**EXERCISE DESCRIPTION:** Copy out every line in the entries below that includes "AVENUE".

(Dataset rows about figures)
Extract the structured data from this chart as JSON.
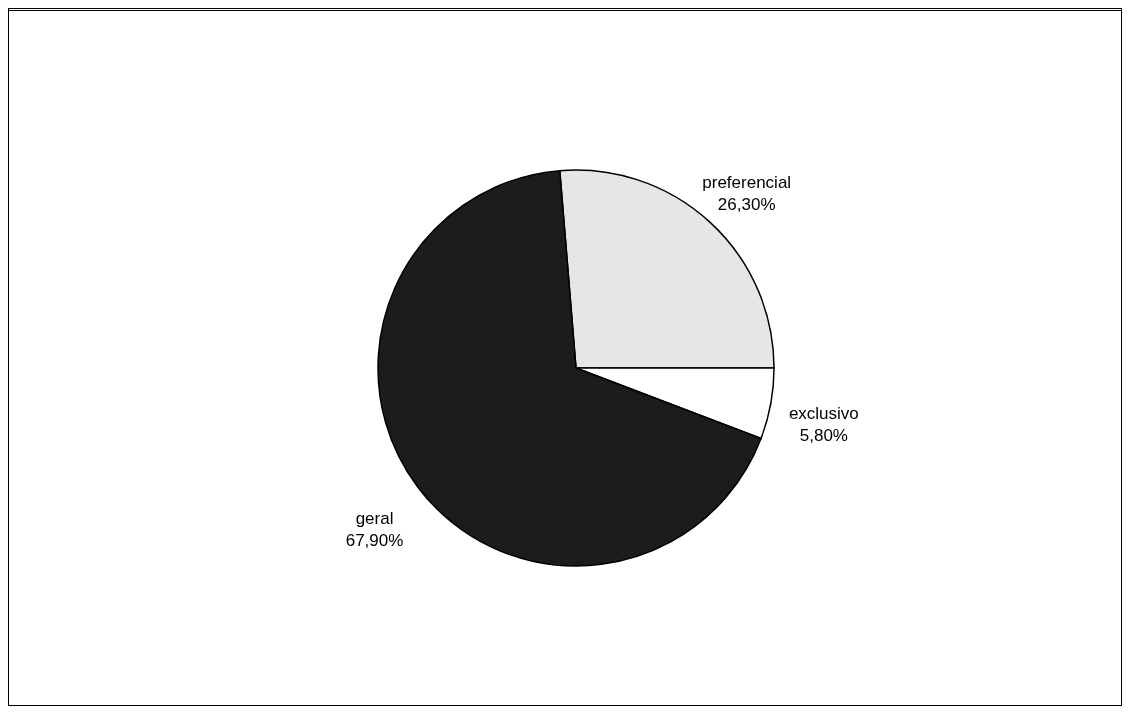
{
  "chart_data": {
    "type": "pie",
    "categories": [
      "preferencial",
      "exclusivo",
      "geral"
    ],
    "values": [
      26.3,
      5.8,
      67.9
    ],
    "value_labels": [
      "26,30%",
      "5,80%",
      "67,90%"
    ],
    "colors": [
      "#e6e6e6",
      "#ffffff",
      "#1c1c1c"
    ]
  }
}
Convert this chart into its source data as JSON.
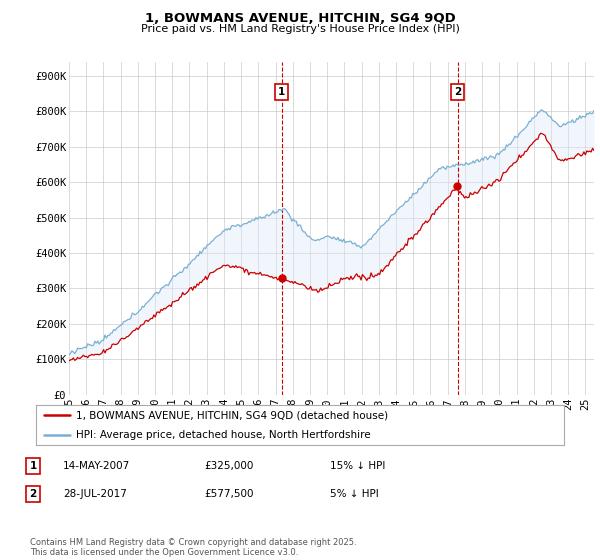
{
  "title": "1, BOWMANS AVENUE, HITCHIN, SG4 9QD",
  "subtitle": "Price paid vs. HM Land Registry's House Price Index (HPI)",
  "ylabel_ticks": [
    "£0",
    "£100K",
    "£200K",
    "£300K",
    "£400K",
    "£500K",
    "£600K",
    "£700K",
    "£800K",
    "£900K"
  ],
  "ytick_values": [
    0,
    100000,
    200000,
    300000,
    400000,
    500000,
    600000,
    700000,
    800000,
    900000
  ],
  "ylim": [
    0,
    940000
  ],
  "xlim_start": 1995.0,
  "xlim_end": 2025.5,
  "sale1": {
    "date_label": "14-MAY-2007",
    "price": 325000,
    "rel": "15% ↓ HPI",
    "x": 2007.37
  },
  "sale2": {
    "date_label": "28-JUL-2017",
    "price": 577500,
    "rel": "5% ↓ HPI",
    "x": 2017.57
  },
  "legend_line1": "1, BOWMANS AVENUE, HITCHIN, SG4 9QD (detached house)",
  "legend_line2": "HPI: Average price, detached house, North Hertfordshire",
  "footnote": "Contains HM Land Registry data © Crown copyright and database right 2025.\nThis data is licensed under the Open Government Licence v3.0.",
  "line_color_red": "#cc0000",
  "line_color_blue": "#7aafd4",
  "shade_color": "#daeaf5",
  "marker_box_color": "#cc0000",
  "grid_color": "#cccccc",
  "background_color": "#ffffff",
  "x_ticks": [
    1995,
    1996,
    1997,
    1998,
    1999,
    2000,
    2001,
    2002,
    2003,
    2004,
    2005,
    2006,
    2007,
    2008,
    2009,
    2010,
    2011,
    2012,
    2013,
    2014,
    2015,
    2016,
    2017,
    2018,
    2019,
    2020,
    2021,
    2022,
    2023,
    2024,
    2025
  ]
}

**COMPLETED EXERCISE:**
  "title": "1, BOWMANS AVENUE, HITCHIN, SG4 9QD",
  "legend_line1": "1, BOWMANS AVENUE, HITCHIN, SG4 9QD (detached house)",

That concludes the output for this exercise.